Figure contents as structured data

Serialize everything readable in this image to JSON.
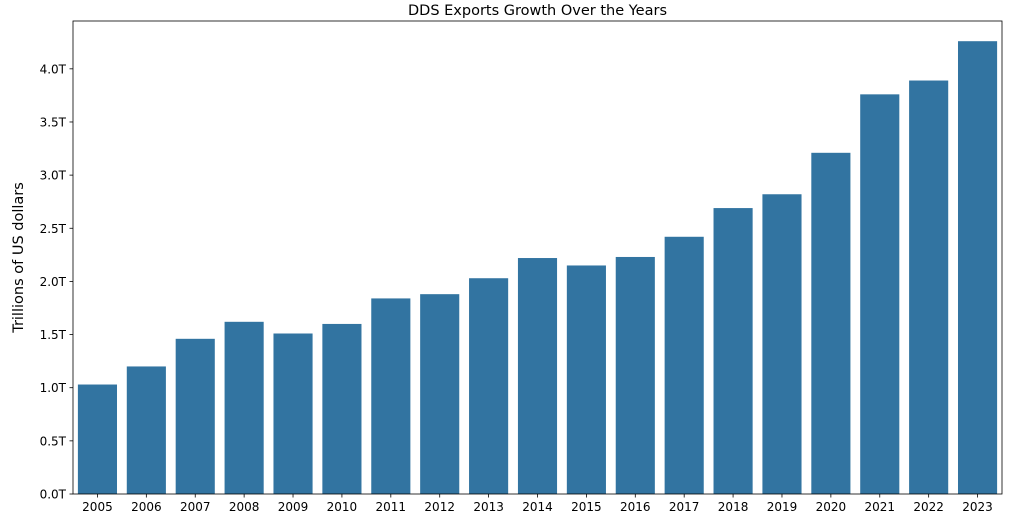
{
  "chart_data": {
    "type": "bar",
    "title": "DDS Exports Growth Over the Years",
    "xlabel": "",
    "ylabel": "Trillions of US dollars",
    "categories": [
      "2005",
      "2006",
      "2007",
      "2008",
      "2009",
      "2010",
      "2011",
      "2012",
      "2013",
      "2014",
      "2015",
      "2016",
      "2017",
      "2018",
      "2019",
      "2020",
      "2021",
      "2022",
      "2023"
    ],
    "values": [
      1.03,
      1.2,
      1.46,
      1.62,
      1.51,
      1.6,
      1.84,
      1.88,
      2.03,
      2.22,
      2.15,
      2.23,
      2.42,
      2.69,
      2.82,
      3.21,
      3.76,
      3.89,
      4.26
    ],
    "ylim": [
      0,
      4.45
    ],
    "yticks": [
      0,
      0.5,
      1.0,
      1.5,
      2.0,
      2.5,
      3.0,
      3.5,
      4.0
    ],
    "ytick_labels": [
      "0.0T",
      "0.5T",
      "1.0T",
      "1.5T",
      "2.0T",
      "2.5T",
      "3.0T",
      "3.5T",
      "4.0T"
    ],
    "bar_color": "#3274a1",
    "grid": false
  }
}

- **EXERCISE DIRECTIONS**
Without the pictures, restate all of the entries above verbatim.

- **SOLUTION**
Serialize everything readable in this image to JSON.
{
  "chart_data": {
    "type": "bar",
    "title": "DDS Exports Growth Over the Years",
    "xlabel": "",
    "ylabel": "Trillions of US dollars",
    "categories": [
      "2005",
      "2006",
      "2007",
      "2008",
      "2009",
      "2010",
      "2011",
      "2012",
      "2013",
      "2014",
      "2015",
      "2016",
      "2017",
      "2018",
      "2019",
      "2020",
      "2021",
      "2022",
      "2023"
    ],
    "values": [
      1.03,
      1.2,
      1.46,
      1.62,
      1.51,
      1.6,
      1.84,
      1.88,
      2.03,
      2.22,
      2.15,
      2.23,
      2.42,
      2.69,
      2.82,
      3.21,
      3.76,
      3.89,
      4.26
    ],
    "ylim": [
      0,
      4.45
    ],
    "yticks": [
      0,
      0.5,
      1.0,
      1.5,
      2.0,
      2.5,
      3.0,
      3.5,
      4.0
    ],
    "ytick_labels": [
      "0.0T",
      "0.5T",
      "1.0T",
      "1.5T",
      "2.0T",
      "2.5T",
      "3.0T",
      "3.5T",
      "4.0T"
    ],
    "bar_color": "#3274a1",
    "grid": false
  }
}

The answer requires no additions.